> _WHAT TO WORK ON_
Output only the lines that run from the line holding "Output a JSON" to the end of the entries, both ends included, and skip the pictures.

> _SUPPLIED ENTRIES_

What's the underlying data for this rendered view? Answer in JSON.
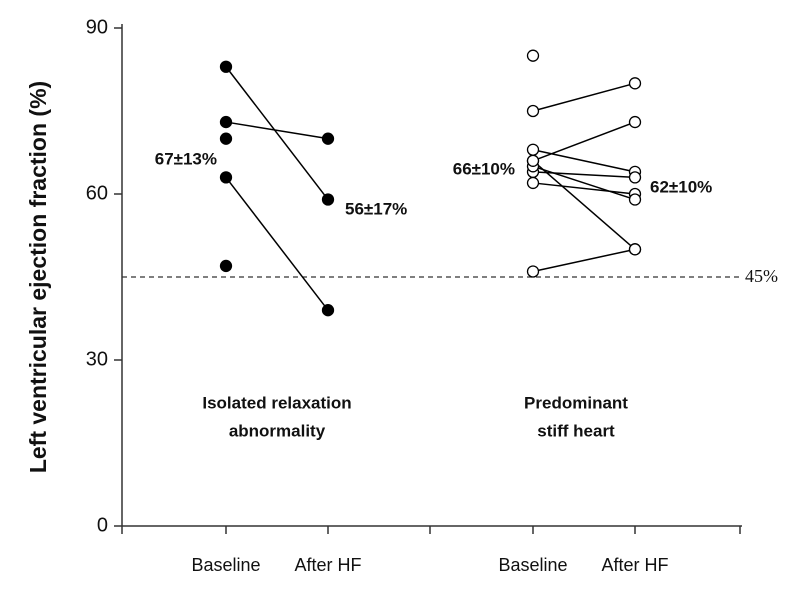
{
  "chart_data": {
    "type": "paired_dot",
    "y_label": "Left ventricular ejection fraction (%)",
    "ylim": [
      0,
      90
    ],
    "yticks": [
      0,
      30,
      60,
      90
    ],
    "reference_line": {
      "value": 45,
      "label": "45%"
    },
    "groups": [
      {
        "label": [
          "Isolated relaxation",
          "abnormality"
        ],
        "categories": [
          "Baseline",
          "After HF"
        ],
        "marker": "filled",
        "color": "#000000",
        "annotations": [
          "67±13%",
          "56±17%"
        ],
        "series": [
          {
            "values": [
              83,
              59
            ]
          },
          {
            "values": [
              73,
              70
            ]
          },
          {
            "values": [
              63,
              39
            ]
          },
          {
            "values": [
              70,
              null
            ]
          },
          {
            "values": [
              47,
              null
            ]
          }
        ]
      },
      {
        "label": [
          "Predominant",
          "stiff heart"
        ],
        "categories": [
          "Baseline",
          "After HF"
        ],
        "marker": "open",
        "color": "#000000",
        "annotations": [
          "66±10%",
          "62±10%"
        ],
        "series": [
          {
            "values": [
              85,
              null
            ]
          },
          {
            "values": [
              75,
              80
            ]
          },
          {
            "values": [
              66,
              73
            ]
          },
          {
            "values": [
              68,
              64
            ]
          },
          {
            "values": [
              64,
              63
            ]
          },
          {
            "values": [
              62,
              60
            ]
          },
          {
            "values": [
              65,
              59
            ]
          },
          {
            "values": [
              66,
              50
            ]
          },
          {
            "values": [
              46,
              50
            ]
          }
        ]
      }
    ]
  }
}
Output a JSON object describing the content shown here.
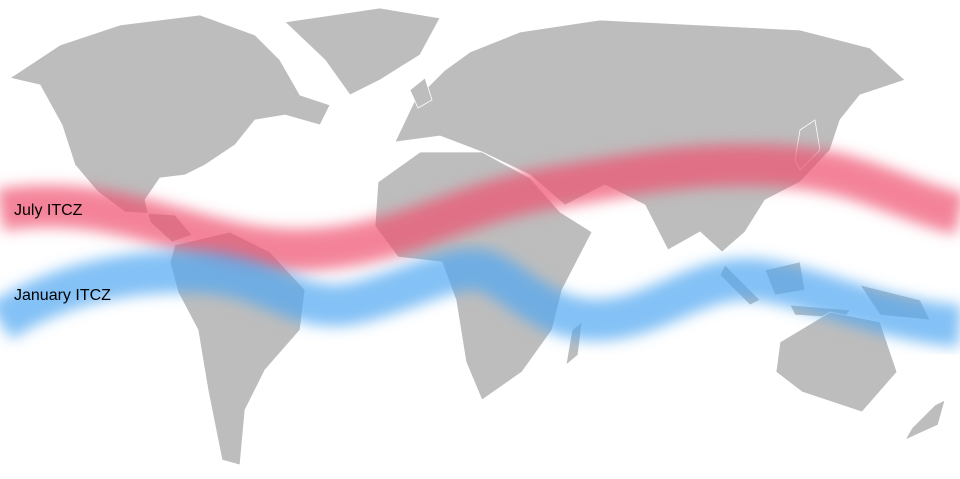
{
  "labels": {
    "july": "July ITCZ",
    "january": "January ITCZ"
  },
  "colors": {
    "land": "#bdbdbd",
    "borders": "#ffffff",
    "july_band": "#f0506e",
    "january_band": "#4ea6f2",
    "ocean": "#ffffff"
  }
}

> _RESULT OF THIS EXERCISE_
Output a JSON object describing the content shown here.
{
  "labels": {
    "july": "July ITCZ",
    "january": "January ITCZ"
  },
  "colors": {
    "land": "#bdbdbd",
    "borders": "#ffffff",
    "july_band": "#f0506e",
    "january_band": "#4ea6f2",
    "ocean": "#ffffff"
  }
}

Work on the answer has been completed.